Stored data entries
━━━━━━━━━━━━━━━━━━━━
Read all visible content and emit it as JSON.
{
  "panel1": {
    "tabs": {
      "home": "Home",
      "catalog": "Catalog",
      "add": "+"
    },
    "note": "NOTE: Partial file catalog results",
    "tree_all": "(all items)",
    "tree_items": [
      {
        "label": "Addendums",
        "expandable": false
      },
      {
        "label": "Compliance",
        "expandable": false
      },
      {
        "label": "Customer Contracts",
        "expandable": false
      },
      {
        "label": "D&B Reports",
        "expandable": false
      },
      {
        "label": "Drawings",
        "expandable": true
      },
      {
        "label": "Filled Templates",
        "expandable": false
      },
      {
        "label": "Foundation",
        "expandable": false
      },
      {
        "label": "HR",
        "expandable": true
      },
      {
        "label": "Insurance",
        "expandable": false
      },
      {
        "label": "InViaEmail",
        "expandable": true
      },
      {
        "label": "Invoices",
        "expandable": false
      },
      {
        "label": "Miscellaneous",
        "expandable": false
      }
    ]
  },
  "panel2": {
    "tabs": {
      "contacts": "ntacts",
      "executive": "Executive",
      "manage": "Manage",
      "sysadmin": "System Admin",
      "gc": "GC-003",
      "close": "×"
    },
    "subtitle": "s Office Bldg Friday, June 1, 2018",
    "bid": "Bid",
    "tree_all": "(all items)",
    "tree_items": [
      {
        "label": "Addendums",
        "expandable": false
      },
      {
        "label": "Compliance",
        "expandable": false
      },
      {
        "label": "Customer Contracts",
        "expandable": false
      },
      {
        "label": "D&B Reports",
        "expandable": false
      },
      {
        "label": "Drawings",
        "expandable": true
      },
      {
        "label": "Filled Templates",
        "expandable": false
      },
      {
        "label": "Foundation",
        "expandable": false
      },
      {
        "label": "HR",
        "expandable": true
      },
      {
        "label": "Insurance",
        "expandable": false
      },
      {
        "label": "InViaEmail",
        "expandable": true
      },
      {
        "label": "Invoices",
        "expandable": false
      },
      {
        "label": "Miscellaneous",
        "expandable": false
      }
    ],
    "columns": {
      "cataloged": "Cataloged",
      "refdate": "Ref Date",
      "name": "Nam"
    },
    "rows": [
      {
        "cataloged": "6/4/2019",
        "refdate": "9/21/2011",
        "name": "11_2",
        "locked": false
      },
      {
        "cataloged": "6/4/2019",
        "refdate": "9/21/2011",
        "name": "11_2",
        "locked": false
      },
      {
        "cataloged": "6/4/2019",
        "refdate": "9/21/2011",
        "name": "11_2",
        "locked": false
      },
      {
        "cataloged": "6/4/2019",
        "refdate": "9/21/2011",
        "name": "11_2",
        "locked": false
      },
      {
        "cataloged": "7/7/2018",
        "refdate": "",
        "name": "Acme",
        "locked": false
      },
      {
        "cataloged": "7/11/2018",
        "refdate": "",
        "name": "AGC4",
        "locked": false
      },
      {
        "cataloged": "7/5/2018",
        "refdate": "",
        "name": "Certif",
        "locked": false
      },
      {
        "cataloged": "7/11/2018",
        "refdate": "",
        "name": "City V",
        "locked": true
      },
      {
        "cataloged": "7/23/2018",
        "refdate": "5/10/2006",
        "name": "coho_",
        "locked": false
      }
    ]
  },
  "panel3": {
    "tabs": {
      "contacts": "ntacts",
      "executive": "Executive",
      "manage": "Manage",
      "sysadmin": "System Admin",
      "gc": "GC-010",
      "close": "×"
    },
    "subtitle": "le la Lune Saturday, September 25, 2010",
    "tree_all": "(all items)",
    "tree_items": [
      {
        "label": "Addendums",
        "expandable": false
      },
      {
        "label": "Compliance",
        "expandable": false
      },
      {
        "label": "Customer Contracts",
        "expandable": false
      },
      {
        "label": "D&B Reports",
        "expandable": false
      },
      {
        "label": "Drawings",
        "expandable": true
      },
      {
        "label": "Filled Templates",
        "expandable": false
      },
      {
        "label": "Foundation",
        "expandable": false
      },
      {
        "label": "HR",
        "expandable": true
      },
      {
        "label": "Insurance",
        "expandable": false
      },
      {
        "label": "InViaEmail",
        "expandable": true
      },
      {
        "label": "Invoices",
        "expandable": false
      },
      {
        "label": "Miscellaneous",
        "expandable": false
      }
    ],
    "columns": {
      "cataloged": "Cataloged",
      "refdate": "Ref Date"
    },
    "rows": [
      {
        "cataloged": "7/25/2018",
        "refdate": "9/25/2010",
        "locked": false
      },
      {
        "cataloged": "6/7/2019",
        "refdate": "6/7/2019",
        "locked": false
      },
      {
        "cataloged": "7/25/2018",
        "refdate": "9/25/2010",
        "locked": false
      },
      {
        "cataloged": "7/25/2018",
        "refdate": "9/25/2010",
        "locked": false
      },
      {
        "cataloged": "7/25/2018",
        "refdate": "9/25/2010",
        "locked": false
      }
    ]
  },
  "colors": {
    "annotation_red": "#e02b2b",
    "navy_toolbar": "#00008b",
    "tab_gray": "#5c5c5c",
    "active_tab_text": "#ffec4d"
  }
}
━━━━━━━━━━━━━━━━━━━━
SHORT TASK -> Copy all the lines, exactly.

TASK RESULT ->
Read all visible content and emit it as JSON.
{
  "panel1": {
    "tabs": {
      "home": "Home",
      "catalog": "Catalog",
      "add": "+"
    },
    "note": "NOTE: Partial file catalog results",
    "tree_all": "(all items)",
    "tree_items": [
      {
        "label": "Addendums",
        "expandable": false
      },
      {
        "label": "Compliance",
        "expandable": false
      },
      {
        "label": "Customer Contracts",
        "expandable": false
      },
      {
        "label": "D&B Reports",
        "expandable": false
      },
      {
        "label": "Drawings",
        "expandable": true
      },
      {
        "label": "Filled Templates",
        "expandable": false
      },
      {
        "label": "Foundation",
        "expandable": false
      },
      {
        "label": "HR",
        "expandable": true
      },
      {
        "label": "Insurance",
        "expandable": false
      },
      {
        "label": "InViaEmail",
        "expandable": true
      },
      {
        "label": "Invoices",
        "expandable": false
      },
      {
        "label": "Miscellaneous",
        "expandable": false
      }
    ]
  },
  "panel2": {
    "tabs": {
      "contacts": "ntacts",
      "executive": "Executive",
      "manage": "Manage",
      "sysadmin": "System Admin",
      "gc": "GC-003",
      "close": "×"
    },
    "subtitle": "s Office Bldg Friday, June 1, 2018",
    "bid": "Bid",
    "tree_all": "(all items)",
    "tree_items": [
      {
        "label": "Addendums",
        "expandable": false
      },
      {
        "label": "Compliance",
        "expandable": false
      },
      {
        "label": "Customer Contracts",
        "expandable": false
      },
      {
        "label": "D&B Reports",
        "expandable": false
      },
      {
        "label": "Drawings",
        "expandable": true
      },
      {
        "label": "Filled Templates",
        "expandable": false
      },
      {
        "label": "Foundation",
        "expandable": false
      },
      {
        "label": "HR",
        "expandable": true
      },
      {
        "label": "Insurance",
        "expandable": false
      },
      {
        "label": "InViaEmail",
        "expandable": true
      },
      {
        "label": "Invoices",
        "expandable": false
      },
      {
        "label": "Miscellaneous",
        "expandable": false
      }
    ],
    "columns": {
      "cataloged": "Cataloged",
      "refdate": "Ref Date",
      "name": "Nam"
    },
    "rows": [
      {
        "cataloged": "6/4/2019",
        "refdate": "9/21/2011",
        "name": "11_2",
        "locked": false
      },
      {
        "cataloged": "6/4/2019",
        "refdate": "9/21/2011",
        "name": "11_2",
        "locked": false
      },
      {
        "cataloged": "6/4/2019",
        "refdate": "9/21/2011",
        "name": "11_2",
        "locked": false
      },
      {
        "cataloged": "6/4/2019",
        "refdate": "9/21/2011",
        "name": "11_2",
        "locked": false
      },
      {
        "cataloged": "7/7/2018",
        "refdate": "",
        "name": "Acme",
        "locked": false
      },
      {
        "cataloged": "7/11/2018",
        "refdate": "",
        "name": "AGC4",
        "locked": false
      },
      {
        "cataloged": "7/5/2018",
        "refdate": "",
        "name": "Certif",
        "locked": false
      },
      {
        "cataloged": "7/11/2018",
        "refdate": "",
        "name": "City V",
        "locked": true
      },
      {
        "cataloged": "7/23/2018",
        "refdate": "5/10/2006",
        "name": "coho_",
        "locked": false
      }
    ]
  },
  "panel3": {
    "tabs": {
      "contacts": "ntacts",
      "executive": "Executive",
      "manage": "Manage",
      "sysadmin": "System Admin",
      "gc": "GC-010",
      "close": "×"
    },
    "subtitle": "le la Lune Saturday, September 25, 2010",
    "tree_all": "(all items)",
    "tree_items": [
      {
        "label": "Addendums",
        "expandable": false
      },
      {
        "label": "Compliance",
        "expandable": false
      },
      {
        "label": "Customer Contracts",
        "expandable": false
      },
      {
        "label": "D&B Reports",
        "expandable": false
      },
      {
        "label": "Drawings",
        "expandable": true
      },
      {
        "label": "Filled Templates",
        "expandable": false
      },
      {
        "label": "Foundation",
        "expandable": false
      },
      {
        "label": "HR",
        "expandable": true
      },
      {
        "label": "Insurance",
        "expandable": false
      },
      {
        "label": "InViaEmail",
        "expandable": true
      },
      {
        "label": "Invoices",
        "expandable": false
      },
      {
        "label": "Miscellaneous",
        "expandable": false
      }
    ],
    "columns": {
      "cataloged": "Cataloged",
      "refdate": "Ref Date"
    },
    "rows": [
      {
        "cataloged": "7/25/2018",
        "refdate": "9/25/2010",
        "locked": false
      },
      {
        "cataloged": "6/7/2019",
        "refdate": "6/7/2019",
        "locked": false
      },
      {
        "cataloged": "7/25/2018",
        "refdate": "9/25/2010",
        "locked": false
      },
      {
        "cataloged": "7/25/2018",
        "refdate": "9/25/2010",
        "locked": false
      },
      {
        "cataloged": "7/25/2018",
        "refdate": "9/25/2010",
        "locked": false
      }
    ]
  },
  "colors": {
    "annotation_red": "#e02b2b",
    "navy_toolbar": "#00008b",
    "tab_gray": "#5c5c5c",
    "active_tab_text": "#ffec4d"
  }
}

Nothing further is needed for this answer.